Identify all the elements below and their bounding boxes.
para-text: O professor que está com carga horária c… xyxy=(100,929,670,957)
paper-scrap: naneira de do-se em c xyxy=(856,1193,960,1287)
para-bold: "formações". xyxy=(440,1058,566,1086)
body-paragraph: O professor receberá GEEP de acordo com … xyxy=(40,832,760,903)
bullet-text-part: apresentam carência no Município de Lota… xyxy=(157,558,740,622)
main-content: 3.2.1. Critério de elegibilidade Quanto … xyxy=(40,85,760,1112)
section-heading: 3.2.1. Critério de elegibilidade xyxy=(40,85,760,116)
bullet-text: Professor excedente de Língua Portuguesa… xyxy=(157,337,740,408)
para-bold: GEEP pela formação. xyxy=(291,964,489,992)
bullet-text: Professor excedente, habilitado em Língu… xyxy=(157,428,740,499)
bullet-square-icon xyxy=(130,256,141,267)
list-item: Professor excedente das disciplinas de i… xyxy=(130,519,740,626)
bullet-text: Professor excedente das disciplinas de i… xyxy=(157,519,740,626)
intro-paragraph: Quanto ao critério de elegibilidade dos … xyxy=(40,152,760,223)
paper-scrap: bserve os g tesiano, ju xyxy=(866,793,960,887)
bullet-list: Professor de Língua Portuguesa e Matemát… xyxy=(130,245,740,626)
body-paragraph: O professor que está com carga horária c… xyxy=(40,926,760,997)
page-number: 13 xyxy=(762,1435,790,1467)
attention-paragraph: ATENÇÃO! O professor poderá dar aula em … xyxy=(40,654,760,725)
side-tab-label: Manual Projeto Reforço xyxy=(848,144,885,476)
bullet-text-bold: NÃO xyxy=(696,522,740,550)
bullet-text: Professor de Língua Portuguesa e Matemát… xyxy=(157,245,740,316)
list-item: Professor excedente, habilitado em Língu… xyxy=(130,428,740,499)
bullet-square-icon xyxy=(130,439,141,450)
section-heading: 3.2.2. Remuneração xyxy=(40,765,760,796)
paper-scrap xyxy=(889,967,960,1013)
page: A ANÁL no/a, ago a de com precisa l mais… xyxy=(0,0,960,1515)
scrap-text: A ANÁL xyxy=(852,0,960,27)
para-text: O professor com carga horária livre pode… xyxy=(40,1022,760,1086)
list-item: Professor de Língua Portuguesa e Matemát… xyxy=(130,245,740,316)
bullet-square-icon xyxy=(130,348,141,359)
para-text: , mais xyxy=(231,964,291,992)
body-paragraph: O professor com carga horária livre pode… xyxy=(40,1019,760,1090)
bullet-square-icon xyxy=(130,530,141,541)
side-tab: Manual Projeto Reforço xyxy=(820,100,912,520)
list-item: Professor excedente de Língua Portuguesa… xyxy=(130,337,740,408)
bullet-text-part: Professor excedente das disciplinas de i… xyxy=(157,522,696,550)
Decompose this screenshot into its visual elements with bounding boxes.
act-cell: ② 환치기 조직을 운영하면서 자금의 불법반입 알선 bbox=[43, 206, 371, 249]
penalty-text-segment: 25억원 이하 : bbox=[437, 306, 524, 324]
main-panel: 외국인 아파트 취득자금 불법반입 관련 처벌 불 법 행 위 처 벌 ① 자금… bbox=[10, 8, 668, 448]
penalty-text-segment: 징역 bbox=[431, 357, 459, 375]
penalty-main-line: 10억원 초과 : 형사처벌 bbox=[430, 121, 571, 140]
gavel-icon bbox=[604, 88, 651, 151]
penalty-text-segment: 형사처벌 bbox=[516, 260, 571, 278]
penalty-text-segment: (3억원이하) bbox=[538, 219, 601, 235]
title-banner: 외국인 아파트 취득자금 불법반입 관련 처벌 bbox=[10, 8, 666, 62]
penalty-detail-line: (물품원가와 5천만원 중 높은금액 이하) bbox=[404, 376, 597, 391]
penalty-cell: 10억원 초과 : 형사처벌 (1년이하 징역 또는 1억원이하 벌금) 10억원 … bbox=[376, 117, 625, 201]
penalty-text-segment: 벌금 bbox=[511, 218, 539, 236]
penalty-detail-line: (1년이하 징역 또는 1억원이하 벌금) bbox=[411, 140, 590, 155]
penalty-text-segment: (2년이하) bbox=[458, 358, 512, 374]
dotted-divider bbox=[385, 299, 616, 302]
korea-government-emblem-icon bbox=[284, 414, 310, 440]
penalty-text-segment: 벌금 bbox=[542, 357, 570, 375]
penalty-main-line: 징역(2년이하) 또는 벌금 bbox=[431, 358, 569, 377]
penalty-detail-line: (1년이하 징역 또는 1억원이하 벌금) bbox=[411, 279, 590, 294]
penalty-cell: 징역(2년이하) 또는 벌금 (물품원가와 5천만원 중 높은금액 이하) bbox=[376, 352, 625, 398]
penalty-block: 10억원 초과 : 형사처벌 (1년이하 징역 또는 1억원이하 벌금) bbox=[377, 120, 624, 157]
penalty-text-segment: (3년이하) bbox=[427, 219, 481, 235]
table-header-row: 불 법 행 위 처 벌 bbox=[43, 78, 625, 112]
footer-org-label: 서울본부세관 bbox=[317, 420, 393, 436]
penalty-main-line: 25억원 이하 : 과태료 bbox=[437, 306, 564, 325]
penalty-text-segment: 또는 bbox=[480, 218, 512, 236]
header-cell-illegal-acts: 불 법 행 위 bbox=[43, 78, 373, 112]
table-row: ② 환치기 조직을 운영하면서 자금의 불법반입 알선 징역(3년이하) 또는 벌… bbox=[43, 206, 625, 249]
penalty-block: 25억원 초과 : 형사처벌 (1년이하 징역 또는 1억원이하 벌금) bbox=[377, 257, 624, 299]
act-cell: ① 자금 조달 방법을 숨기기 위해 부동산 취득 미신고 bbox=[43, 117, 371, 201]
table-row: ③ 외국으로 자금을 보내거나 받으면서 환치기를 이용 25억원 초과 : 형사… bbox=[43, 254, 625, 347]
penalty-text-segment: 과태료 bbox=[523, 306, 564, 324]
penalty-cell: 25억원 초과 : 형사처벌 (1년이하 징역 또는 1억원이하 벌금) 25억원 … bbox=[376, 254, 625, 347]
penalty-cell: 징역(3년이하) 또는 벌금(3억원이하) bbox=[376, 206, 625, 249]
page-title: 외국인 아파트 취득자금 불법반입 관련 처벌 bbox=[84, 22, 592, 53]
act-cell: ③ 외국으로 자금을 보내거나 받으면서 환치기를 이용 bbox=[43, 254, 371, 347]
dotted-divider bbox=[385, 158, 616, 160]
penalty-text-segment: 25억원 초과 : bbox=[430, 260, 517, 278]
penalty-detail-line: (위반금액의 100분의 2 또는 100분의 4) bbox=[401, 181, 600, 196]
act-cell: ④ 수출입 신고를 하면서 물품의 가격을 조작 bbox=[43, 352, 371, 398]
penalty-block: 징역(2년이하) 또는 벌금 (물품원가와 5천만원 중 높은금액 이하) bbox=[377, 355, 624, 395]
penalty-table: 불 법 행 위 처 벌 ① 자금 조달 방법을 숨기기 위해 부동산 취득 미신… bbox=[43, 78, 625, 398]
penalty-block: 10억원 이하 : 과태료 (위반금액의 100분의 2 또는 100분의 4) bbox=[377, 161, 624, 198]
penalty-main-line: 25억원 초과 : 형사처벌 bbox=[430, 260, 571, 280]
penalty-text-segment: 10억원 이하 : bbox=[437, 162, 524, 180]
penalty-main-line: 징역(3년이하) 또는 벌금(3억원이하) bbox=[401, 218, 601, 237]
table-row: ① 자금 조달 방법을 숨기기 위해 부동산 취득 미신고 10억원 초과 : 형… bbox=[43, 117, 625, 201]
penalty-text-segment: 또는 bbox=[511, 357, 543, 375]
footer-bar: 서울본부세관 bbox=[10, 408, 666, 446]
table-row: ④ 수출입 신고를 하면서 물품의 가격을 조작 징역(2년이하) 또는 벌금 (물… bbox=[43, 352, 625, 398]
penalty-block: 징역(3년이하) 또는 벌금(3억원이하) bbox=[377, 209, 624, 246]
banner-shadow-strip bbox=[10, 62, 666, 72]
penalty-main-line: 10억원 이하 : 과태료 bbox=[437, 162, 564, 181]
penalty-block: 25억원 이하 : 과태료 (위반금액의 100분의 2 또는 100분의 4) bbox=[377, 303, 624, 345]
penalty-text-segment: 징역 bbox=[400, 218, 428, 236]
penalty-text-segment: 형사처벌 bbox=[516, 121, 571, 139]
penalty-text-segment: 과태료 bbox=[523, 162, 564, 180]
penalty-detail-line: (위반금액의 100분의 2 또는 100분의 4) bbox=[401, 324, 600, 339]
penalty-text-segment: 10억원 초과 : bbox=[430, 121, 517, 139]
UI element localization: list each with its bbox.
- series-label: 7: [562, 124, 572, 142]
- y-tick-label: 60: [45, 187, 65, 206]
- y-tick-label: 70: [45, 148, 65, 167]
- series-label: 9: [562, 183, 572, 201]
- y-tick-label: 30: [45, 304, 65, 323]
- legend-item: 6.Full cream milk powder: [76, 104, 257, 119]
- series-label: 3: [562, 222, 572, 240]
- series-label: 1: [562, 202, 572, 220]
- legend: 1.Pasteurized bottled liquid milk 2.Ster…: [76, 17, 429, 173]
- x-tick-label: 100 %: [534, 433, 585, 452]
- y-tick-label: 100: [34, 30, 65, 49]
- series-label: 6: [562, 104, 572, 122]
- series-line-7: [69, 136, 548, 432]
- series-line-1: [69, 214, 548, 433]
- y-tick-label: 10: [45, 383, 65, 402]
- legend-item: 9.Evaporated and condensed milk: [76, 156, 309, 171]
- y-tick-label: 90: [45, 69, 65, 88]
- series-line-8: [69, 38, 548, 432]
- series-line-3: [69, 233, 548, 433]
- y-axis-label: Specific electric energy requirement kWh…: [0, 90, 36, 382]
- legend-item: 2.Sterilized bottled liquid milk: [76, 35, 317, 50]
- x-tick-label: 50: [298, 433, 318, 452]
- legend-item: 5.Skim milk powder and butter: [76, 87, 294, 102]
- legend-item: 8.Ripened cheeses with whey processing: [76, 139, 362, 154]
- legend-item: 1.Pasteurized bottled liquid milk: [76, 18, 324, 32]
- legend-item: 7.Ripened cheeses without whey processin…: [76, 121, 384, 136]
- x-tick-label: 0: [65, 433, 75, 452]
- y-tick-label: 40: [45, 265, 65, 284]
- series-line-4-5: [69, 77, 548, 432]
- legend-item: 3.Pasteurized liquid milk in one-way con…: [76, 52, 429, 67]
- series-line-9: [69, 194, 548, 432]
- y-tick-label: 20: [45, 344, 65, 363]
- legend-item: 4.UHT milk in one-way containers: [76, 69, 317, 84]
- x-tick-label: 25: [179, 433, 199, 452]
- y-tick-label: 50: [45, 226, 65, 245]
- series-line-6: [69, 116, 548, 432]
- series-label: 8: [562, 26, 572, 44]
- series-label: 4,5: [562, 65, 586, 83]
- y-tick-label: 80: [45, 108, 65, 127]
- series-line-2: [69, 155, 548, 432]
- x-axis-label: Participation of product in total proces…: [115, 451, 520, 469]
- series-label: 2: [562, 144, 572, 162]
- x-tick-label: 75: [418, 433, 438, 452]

---*---

→ **Your task**: Reproduce the material above word for word, starting at its first line and ending with the line that contains "bullet-list: Professor de".

→ **Exercise output**:
Identify all the elements below and their bounding boxes.
para-text: O professor que está com carga horária c… xyxy=(100,929,670,957)
paper-scrap: naneira de do-se em c xyxy=(856,1193,960,1287)
para-bold: "formações". xyxy=(440,1058,566,1086)
body-paragraph: O professor receberá GEEP de acordo com … xyxy=(40,832,760,903)
bullet-text-part: apresentam carência no Município de Lota… xyxy=(157,558,740,622)
main-content: 3.2.1. Critério de elegibilidade Quanto … xyxy=(40,85,760,1112)
section-heading: 3.2.1. Critério de elegibilidade xyxy=(40,85,760,116)
bullet-text: Professor excedente de Língua Portuguesa… xyxy=(157,337,740,408)
para-bold: GEEP pela formação. xyxy=(291,964,489,992)
bullet-text: Professor excedente, habilitado em Língu… xyxy=(157,428,740,499)
bullet-square-icon xyxy=(130,256,141,267)
list-item: Professor excedente das disciplinas de i… xyxy=(130,519,740,626)
bullet-text: Professor excedente das disciplinas de i… xyxy=(157,519,740,626)
intro-paragraph: Quanto ao critério de elegibilidade dos … xyxy=(40,152,760,223)
paper-scrap: bserve os g tesiano, ju xyxy=(866,793,960,887)
bullet-list: Professor de Língua Portuguesa e Matemát… xyxy=(130,245,740,626)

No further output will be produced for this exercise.